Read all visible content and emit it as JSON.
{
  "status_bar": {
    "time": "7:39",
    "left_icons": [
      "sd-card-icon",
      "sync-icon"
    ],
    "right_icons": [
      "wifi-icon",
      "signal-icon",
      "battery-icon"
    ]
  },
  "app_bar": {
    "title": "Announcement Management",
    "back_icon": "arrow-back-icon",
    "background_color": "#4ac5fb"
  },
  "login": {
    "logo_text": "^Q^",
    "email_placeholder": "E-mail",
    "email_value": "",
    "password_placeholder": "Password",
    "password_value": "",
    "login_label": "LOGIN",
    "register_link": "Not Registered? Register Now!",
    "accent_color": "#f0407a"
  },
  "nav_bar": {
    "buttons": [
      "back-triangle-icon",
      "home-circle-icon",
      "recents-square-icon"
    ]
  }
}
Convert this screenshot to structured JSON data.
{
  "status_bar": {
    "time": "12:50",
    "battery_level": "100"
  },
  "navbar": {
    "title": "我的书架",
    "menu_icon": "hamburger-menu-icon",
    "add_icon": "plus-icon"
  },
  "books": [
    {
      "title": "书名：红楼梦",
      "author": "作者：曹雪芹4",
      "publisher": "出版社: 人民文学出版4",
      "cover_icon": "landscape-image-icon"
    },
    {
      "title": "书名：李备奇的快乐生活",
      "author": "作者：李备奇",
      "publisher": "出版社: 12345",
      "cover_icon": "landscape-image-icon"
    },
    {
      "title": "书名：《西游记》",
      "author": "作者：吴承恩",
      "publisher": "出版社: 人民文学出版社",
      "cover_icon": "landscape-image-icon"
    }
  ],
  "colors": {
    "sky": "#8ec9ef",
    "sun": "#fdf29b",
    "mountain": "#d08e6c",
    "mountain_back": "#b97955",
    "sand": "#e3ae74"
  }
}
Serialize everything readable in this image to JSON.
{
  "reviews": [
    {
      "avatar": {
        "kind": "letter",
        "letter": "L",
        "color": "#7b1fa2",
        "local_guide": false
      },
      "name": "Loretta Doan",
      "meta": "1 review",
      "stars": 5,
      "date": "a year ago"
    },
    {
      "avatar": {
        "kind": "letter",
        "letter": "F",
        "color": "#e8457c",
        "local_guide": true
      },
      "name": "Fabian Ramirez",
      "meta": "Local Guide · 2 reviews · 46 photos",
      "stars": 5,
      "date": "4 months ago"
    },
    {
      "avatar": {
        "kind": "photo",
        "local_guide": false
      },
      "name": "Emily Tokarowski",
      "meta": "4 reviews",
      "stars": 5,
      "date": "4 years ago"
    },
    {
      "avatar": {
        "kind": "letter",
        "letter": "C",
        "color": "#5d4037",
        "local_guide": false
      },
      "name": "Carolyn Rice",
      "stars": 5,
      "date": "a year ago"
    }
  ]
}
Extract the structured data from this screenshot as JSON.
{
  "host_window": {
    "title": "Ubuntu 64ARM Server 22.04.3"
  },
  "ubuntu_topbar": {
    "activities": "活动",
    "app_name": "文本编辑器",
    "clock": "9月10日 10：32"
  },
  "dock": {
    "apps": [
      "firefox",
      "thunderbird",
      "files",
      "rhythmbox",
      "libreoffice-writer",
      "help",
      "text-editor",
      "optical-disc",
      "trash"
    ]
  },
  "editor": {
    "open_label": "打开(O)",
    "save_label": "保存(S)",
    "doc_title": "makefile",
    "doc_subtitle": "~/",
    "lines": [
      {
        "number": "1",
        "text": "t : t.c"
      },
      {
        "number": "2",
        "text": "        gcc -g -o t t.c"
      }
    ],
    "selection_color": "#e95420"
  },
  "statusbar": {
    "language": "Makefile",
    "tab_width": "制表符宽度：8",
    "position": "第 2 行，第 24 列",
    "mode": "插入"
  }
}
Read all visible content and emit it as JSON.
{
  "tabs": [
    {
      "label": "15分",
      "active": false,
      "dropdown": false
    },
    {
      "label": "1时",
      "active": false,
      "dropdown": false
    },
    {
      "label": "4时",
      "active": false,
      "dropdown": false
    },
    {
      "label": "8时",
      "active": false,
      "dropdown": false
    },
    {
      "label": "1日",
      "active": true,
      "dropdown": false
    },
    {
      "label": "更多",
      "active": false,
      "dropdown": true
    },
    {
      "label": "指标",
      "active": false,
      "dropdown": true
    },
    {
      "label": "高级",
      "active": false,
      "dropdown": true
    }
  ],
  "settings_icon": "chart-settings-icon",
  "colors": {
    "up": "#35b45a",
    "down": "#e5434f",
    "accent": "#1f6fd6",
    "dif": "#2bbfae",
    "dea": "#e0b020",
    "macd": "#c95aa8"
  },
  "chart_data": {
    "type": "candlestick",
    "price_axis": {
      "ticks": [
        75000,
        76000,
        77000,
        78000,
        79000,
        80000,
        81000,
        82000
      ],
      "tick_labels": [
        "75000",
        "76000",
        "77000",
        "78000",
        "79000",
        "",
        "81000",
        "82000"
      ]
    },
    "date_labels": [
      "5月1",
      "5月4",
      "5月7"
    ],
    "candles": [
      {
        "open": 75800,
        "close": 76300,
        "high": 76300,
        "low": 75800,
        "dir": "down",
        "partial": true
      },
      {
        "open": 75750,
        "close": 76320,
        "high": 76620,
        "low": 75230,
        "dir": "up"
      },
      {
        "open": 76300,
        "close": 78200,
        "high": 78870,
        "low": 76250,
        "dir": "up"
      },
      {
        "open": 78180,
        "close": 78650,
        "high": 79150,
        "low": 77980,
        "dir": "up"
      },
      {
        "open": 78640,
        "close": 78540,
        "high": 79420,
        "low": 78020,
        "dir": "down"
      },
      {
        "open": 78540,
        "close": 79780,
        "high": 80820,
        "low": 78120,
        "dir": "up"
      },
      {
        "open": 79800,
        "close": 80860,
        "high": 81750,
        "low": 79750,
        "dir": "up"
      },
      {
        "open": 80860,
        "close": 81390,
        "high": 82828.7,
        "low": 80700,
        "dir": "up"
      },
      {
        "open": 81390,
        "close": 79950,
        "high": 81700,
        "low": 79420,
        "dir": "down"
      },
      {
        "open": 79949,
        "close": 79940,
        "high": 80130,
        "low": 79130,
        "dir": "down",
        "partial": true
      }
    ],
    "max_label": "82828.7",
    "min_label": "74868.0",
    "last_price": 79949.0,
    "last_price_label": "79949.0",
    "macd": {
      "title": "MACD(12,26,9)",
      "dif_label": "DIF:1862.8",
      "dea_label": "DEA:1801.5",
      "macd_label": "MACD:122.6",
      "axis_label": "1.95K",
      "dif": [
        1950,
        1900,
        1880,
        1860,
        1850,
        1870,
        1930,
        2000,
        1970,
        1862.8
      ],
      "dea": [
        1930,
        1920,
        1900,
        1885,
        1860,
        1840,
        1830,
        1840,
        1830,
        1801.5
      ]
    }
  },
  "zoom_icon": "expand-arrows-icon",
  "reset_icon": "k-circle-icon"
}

→ **TASK DESCRIPTION**: Pull out all lines of the data with the string "JSON".

→ **THE REPLY**:
Read all visible content and emit it as JSON.
Convert this screenshot to structured JSON data.
Serialize everything readable in this image to JSON.
Extract the structured data from this screenshot as JSON.
Read all visible content and emit it as JSON.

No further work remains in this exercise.